Written task
Return the entries verbatim and drop every picture.

Data
········
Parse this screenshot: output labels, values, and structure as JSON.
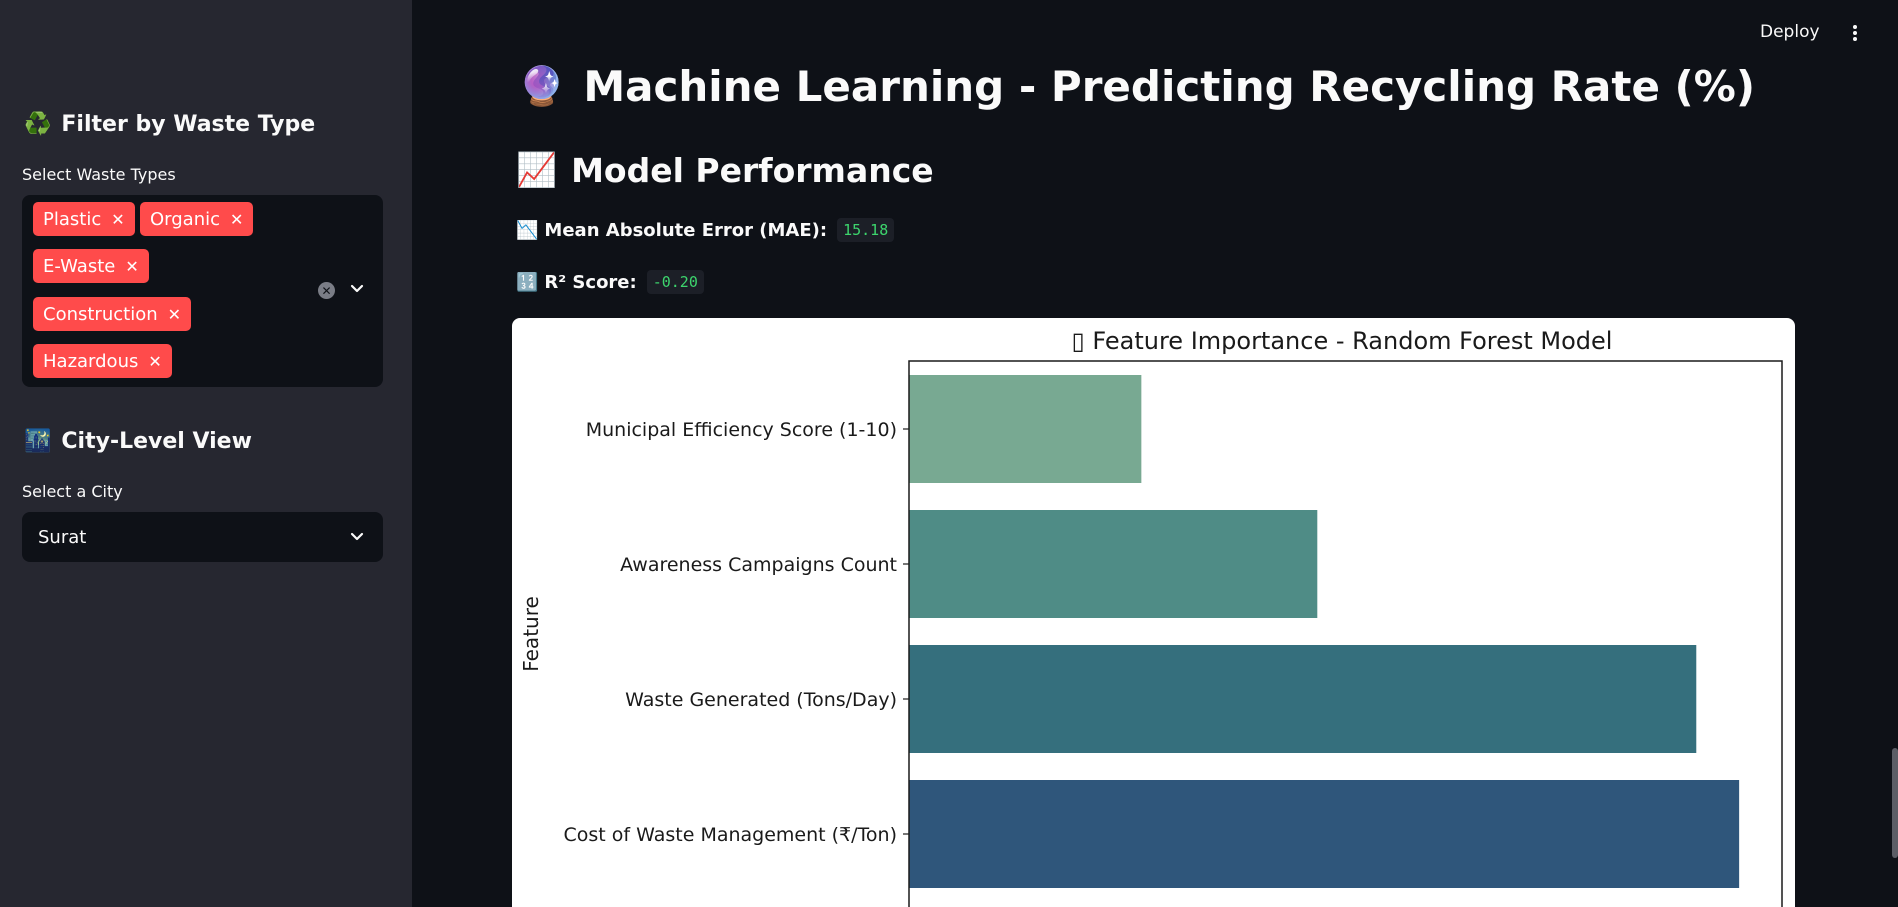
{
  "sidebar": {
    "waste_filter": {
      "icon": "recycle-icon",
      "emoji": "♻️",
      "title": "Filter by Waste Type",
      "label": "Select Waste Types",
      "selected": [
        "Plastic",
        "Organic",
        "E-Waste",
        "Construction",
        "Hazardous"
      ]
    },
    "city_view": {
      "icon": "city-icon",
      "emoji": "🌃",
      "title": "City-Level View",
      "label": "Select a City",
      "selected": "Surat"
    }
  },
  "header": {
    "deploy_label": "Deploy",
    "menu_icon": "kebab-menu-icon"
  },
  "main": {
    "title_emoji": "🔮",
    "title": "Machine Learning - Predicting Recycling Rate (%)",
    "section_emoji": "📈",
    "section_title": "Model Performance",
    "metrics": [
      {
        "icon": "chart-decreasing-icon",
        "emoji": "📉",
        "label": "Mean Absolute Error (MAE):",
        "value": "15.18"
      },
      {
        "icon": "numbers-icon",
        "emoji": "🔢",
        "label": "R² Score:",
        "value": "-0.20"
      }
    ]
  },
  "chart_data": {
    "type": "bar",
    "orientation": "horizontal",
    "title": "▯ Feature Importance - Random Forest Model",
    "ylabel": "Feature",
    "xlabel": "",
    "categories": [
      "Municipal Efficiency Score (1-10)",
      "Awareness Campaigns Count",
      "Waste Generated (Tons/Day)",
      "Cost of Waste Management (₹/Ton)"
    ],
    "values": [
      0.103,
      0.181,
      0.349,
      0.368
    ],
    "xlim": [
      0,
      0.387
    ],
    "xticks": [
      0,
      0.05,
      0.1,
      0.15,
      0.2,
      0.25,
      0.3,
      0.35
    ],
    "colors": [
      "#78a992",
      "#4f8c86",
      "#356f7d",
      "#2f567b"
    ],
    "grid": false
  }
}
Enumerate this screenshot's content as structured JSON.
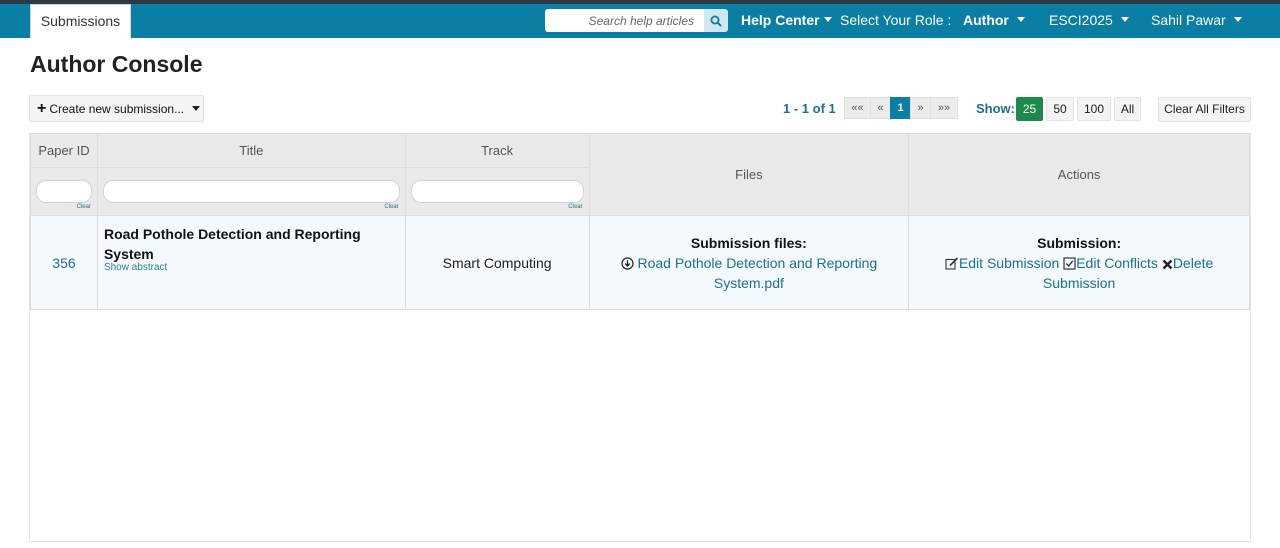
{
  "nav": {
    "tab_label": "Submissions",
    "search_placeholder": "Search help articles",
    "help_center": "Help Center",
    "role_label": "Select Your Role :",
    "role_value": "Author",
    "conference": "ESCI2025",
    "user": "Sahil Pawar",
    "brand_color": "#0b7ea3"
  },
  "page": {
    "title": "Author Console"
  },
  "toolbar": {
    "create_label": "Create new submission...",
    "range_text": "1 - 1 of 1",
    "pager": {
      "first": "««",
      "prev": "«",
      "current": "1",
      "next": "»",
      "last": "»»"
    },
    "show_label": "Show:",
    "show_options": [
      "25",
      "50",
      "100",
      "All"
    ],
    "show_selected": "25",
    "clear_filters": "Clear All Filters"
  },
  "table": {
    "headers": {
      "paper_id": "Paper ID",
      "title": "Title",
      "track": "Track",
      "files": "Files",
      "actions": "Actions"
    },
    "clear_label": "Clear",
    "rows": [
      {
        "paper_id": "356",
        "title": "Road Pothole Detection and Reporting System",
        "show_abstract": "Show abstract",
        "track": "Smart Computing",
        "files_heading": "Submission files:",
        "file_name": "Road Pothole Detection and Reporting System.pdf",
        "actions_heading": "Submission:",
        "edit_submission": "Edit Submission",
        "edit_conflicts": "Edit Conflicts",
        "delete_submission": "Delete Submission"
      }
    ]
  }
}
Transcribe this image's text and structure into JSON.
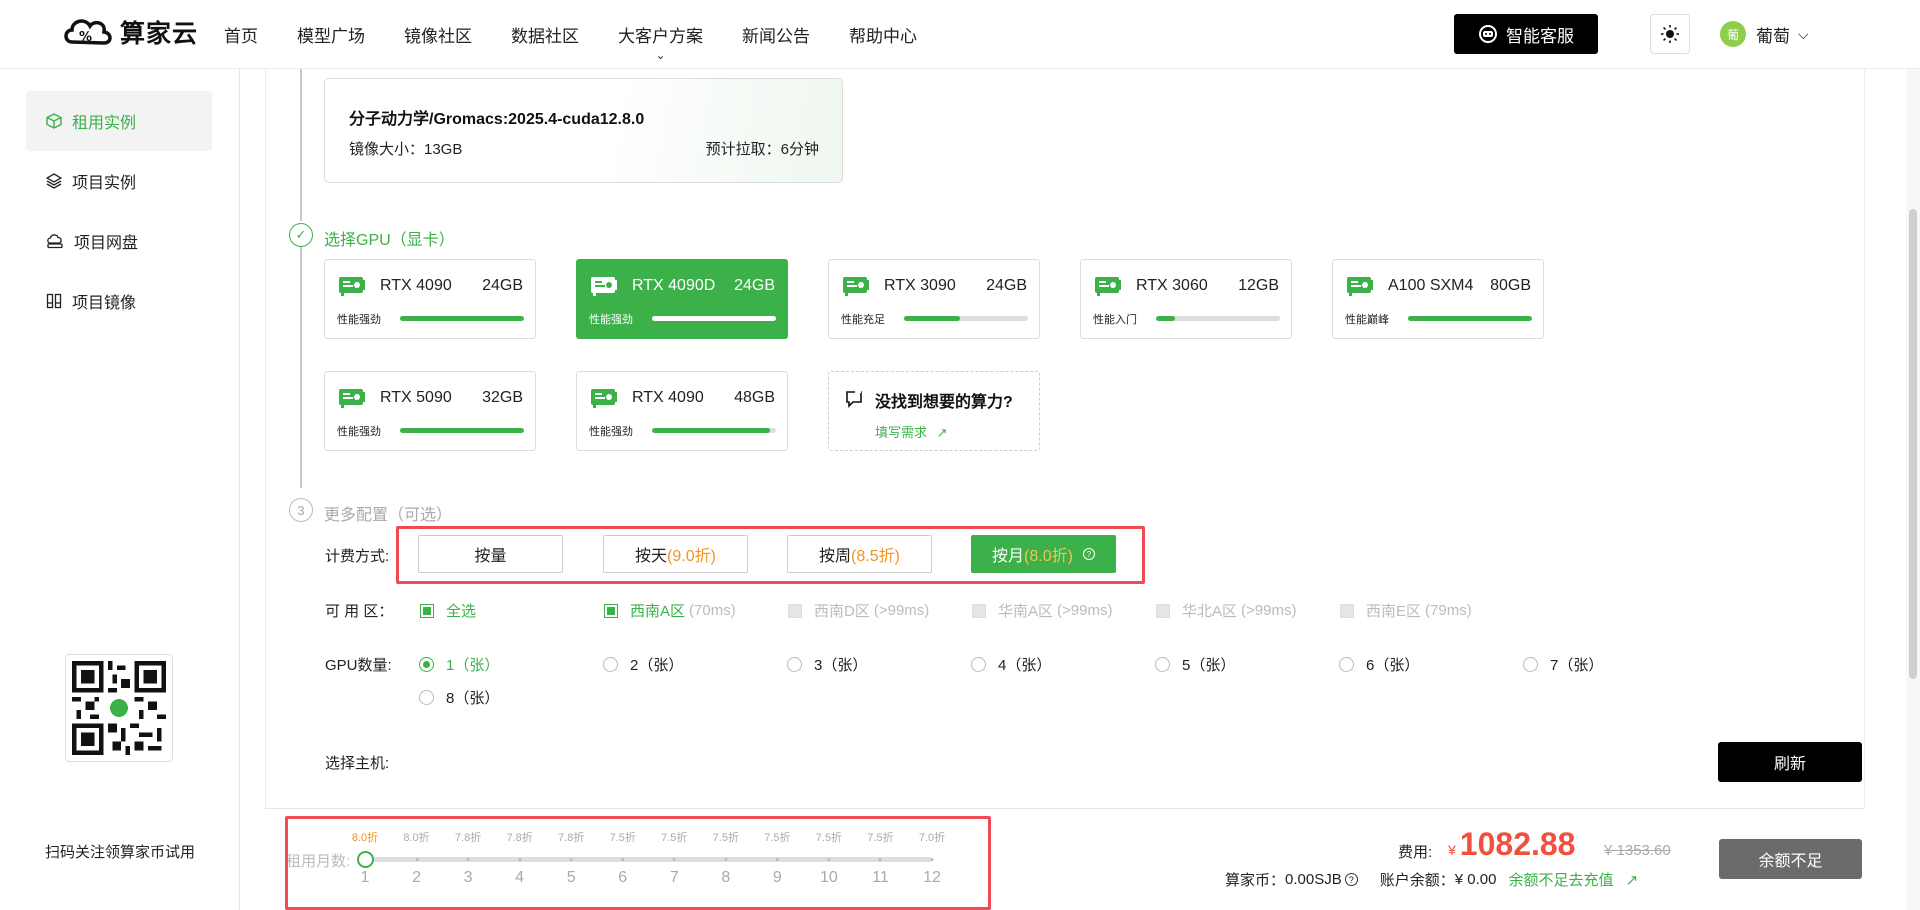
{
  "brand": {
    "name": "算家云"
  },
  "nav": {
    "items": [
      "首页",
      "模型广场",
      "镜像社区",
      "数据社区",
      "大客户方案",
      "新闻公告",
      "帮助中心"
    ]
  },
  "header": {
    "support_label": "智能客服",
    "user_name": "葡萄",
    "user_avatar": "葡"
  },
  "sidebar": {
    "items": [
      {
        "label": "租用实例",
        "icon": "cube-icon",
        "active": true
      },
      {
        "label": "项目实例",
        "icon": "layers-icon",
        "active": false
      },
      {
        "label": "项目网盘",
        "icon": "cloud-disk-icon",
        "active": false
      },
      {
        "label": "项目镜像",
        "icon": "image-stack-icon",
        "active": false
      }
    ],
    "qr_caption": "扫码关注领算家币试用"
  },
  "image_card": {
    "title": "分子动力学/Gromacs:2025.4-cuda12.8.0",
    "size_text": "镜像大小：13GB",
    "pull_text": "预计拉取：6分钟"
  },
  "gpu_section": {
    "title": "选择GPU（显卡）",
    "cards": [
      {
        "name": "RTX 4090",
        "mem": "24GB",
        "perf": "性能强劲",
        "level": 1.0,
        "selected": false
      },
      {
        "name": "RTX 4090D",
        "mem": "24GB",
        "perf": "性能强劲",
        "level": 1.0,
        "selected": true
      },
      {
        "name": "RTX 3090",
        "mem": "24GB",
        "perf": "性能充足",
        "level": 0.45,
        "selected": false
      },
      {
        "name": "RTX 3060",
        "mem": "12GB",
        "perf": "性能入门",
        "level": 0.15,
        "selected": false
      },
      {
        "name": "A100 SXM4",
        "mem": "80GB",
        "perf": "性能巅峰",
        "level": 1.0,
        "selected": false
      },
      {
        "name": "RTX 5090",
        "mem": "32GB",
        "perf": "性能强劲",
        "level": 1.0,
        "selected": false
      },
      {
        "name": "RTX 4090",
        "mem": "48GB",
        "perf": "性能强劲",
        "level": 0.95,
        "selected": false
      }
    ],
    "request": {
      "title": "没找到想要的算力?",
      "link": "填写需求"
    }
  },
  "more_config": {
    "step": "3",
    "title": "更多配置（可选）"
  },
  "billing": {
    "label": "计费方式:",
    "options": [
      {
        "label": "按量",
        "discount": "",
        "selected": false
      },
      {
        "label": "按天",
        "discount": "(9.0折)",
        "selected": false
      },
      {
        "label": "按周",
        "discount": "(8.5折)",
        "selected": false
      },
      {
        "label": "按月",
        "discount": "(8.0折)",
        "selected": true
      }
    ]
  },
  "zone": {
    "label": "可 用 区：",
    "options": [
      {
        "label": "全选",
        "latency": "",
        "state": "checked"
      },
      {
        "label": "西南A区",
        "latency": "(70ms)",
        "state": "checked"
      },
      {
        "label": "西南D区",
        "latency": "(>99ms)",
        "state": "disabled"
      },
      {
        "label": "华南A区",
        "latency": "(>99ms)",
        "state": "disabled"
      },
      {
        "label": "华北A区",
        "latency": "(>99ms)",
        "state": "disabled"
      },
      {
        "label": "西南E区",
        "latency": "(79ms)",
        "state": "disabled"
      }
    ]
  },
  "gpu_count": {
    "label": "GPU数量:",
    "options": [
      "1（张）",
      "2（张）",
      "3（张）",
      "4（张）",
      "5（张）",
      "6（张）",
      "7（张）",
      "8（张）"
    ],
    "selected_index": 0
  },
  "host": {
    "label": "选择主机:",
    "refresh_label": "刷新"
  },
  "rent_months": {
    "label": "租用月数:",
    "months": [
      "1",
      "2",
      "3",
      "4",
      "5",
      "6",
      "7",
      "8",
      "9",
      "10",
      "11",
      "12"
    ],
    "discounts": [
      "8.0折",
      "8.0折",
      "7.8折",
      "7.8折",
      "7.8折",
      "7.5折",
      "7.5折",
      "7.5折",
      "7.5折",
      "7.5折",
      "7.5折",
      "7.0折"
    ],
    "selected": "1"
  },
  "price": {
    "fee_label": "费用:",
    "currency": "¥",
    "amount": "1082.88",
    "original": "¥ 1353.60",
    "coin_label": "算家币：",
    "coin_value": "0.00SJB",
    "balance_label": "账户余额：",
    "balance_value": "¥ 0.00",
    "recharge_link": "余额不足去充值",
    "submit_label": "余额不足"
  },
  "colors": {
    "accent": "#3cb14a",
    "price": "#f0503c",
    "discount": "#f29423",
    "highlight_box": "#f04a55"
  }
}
········
Response below
Parse this screenshot: output labels, values, and structure as JSON.
{
  "sidebar": {
    "waste_filter": {
      "icon": "recycle-icon",
      "emoji": "♻️",
      "title": "Filter by Waste Type",
      "label": "Select Waste Types",
      "selected": [
        "Plastic",
        "Organic",
        "E-Waste",
        "Construction",
        "Hazardous"
      ]
    },
    "city_view": {
      "icon": "city-icon",
      "emoji": "🌃",
      "title": "City-Level View",
      "label": "Select a City",
      "selected": "Surat"
    }
  },
  "header": {
    "deploy_label": "Deploy",
    "menu_icon": "kebab-menu-icon"
  },
  "main": {
    "title_emoji": "🔮",
    "title": "Machine Learning - Predicting Recycling Rate (%)",
    "section_emoji": "📈",
    "section_title": "Model Performance",
    "metrics": [
      {
        "icon": "chart-decreasing-icon",
        "emoji": "📉",
        "label": "Mean Absolute Error (MAE):",
        "value": "15.18"
      },
      {
        "icon": "numbers-icon",
        "emoji": "🔢",
        "label": "R² Score:",
        "value": "-0.20"
      }
    ]
  },
  "chart_data": {
    "type": "bar",
    "orientation": "horizontal",
    "title": "▯ Feature Importance - Random Forest Model",
    "ylabel": "Feature",
    "xlabel": "",
    "categories": [
      "Municipal Efficiency Score (1-10)",
      "Awareness Campaigns Count",
      "Waste Generated (Tons/Day)",
      "Cost of Waste Management (₹/Ton)"
    ],
    "values": [
      0.103,
      0.181,
      0.349,
      0.368
    ],
    "xlim": [
      0,
      0.387
    ],
    "xticks": [
      0,
      0.05,
      0.1,
      0.15,
      0.2,
      0.25,
      0.3,
      0.35
    ],
    "colors": [
      "#78a992",
      "#4f8c86",
      "#356f7d",
      "#2f567b"
    ],
    "grid": false
  }
}
Enumerate this screenshot's content as structured JSON.
{
  "nav": {
    "tab_label": "Submissions",
    "search_placeholder": "Search help articles",
    "help_center": "Help Center",
    "role_label": "Select Your Role :",
    "role_value": "Author",
    "conference": "ESCI2025",
    "user": "Sahil Pawar",
    "brand_color": "#0b7ea3"
  },
  "page": {
    "title": "Author Console"
  },
  "toolbar": {
    "create_label": "Create new submission...",
    "range_text": "1 - 1 of 1",
    "pager": {
      "first": "««",
      "prev": "«",
      "current": "1",
      "next": "»",
      "last": "»»"
    },
    "show_label": "Show:",
    "show_options": [
      "25",
      "50",
      "100",
      "All"
    ],
    "show_selected": "25",
    "clear_filters": "Clear All Filters"
  },
  "table": {
    "headers": {
      "paper_id": "Paper ID",
      "title": "Title",
      "track": "Track",
      "files": "Files",
      "actions": "Actions"
    },
    "clear_label": "Clear",
    "rows": [
      {
        "paper_id": "356",
        "title": "Road Pothole Detection and Reporting System",
        "show_abstract": "Show abstract",
        "track": "Smart Computing",
        "files_heading": "Submission files:",
        "file_name": "Road Pothole Detection and Reporting System.pdf",
        "actions_heading": "Submission:",
        "edit_submission": "Edit Submission",
        "edit_conflicts": "Edit Conflicts",
        "delete_submission": "Delete Submission"
      }
    ]
  }
}
Transcribe this image's text and structure into JSON.
{
  "brand": {
    "name": "算家云"
  },
  "nav": {
    "items": [
      "首页",
      "模型广场",
      "镜像社区",
      "数据社区",
      "大客户方案",
      "新闻公告",
      "帮助中心"
    ]
  },
  "header": {
    "support_label": "智能客服",
    "user_name": "葡萄",
    "user_avatar": "葡"
  },
  "sidebar": {
    "items": [
      {
        "label": "租用实例",
        "icon": "cube-icon",
        "active": true
      },
      {
        "label": "项目实例",
        "icon": "layers-icon",
        "active": false
      },
      {
        "label": "项目网盘",
        "icon": "cloud-disk-icon",
        "active": false
      },
      {
        "label": "项目镜像",
        "icon": "image-stack-icon",
        "active": false
      }
    ],
    "qr_caption": "扫码关注领算家币试用"
  },
  "image_card": {
    "title": "分子动力学/Gromacs:2025.4-cuda12.8.0",
    "size_text": "镜像大小：13GB",
    "pull_text": "预计拉取：6分钟"
  },
  "gpu_section": {
    "title": "选择GPU（显卡）",
    "cards": [
      {
        "name": "RTX 4090",
        "mem": "24GB",
        "perf": "性能强劲",
        "level": 1.0,
        "selected": false
      },
      {
        "name": "RTX 4090D",
        "mem": "24GB",
        "perf": "性能强劲",
        "level": 1.0,
        "selected": true
      },
      {
        "name": "RTX 3090",
        "mem": "24GB",
        "perf": "性能充足",
        "level": 0.45,
        "selected": false
      },
      {
        "name": "RTX 3060",
        "mem": "12GB",
        "perf": "性能入门",
        "level": 0.15,
        "selected": false
      },
      {
        "name": "A100 SXM4",
        "mem": "80GB",
        "perf": "性能巅峰",
        "level": 1.0,
        "selected": false
      },
      {
        "name": "RTX 5090",
        "mem": "32GB",
        "perf": "性能强劲",
        "level": 1.0,
        "selected": false
      },
      {
        "name": "RTX 4090",
        "mem": "48GB",
        "perf": "性能强劲",
        "level": 0.95,
        "selected": false
      }
    ],
    "request": {
      "title": "没找到想要的算力?",
      "link": "填写需求"
    }
  },
  "more_config": {
    "step": "3",
    "title": "更多配置（可选）"
  },
  "billing": {
    "label": "计费方式:",
    "options": [
      {
        "label": "按量",
        "discount": "",
        "selected": false
      },
      {
        "label": "按天",
        "discount": "(9.0折)",
        "selected": false
      },
      {
        "label": "按周",
        "discount": "(8.5折)",
        "selected": false
      },
      {
        "label": "按月",
        "discount": "(8.0折)",
        "selected": true
      }
    ]
  },
  "zone": {
    "label": "可 用 区：",
    "options": [
      {
        "label": "全选",
        "latency": "",
        "state": "checked"
      },
      {
        "label": "西南A区",
        "latency": "(70ms)",
        "state": "checked"
      },
      {
        "label": "西南D区",
        "latency": "(>99ms)",
        "state": "disabled"
      },
      {
        "label": "华南A区",
        "latency": "(>99ms)",
        "state": "disabled"
      },
      {
        "label": "华北A区",
        "latency": "(>99ms)",
        "state": "disabled"
      },
      {
        "label": "西南E区",
        "latency": "(79ms)",
        "state": "disabled"
      }
    ]
  },
  "gpu_count": {
    "label": "GPU数量:",
    "options": [
      "1（张）",
      "2（张）",
      "3（张）",
      "4（张）",
      "5（张）",
      "6（张）",
      "7（张）",
      "8（张）"
    ],
    "selected_index": 0
  },
  "host": {
    "label": "选择主机:",
    "refresh_label": "刷新"
  },
  "rent_months": {
    "label": "租用月数:",
    "months": [
      "1",
      "2",
      "3",
      "4",
      "5",
      "6",
      "7",
      "8",
      "9",
      "10",
      "11",
      "12"
    ],
    "discounts": [
      "8.0折",
      "8.0折",
      "7.8折",
      "7.8折",
      "7.8折",
      "7.5折",
      "7.5折",
      "7.5折",
      "7.5折",
      "7.5折",
      "7.5折",
      "7.0折"
    ],
    "selected": "1"
  },
  "price": {
    "fee_label": "费用:",
    "currency": "¥",
    "amount": "1082.88",
    "original": "¥ 1353.60",
    "coin_label": "算家币：",
    "coin_value": "0.00SJB",
    "balance_label": "账户余额：",
    "balance_value": "¥ 0.00",
    "recharge_link": "余额不足去充值",
    "submit_label": "余额不足"
  },
  "colors": {
    "accent": "#3cb14a",
    "price": "#f0503c",
    "discount": "#f29423",
    "highlight_box": "#f04a55"
  }
}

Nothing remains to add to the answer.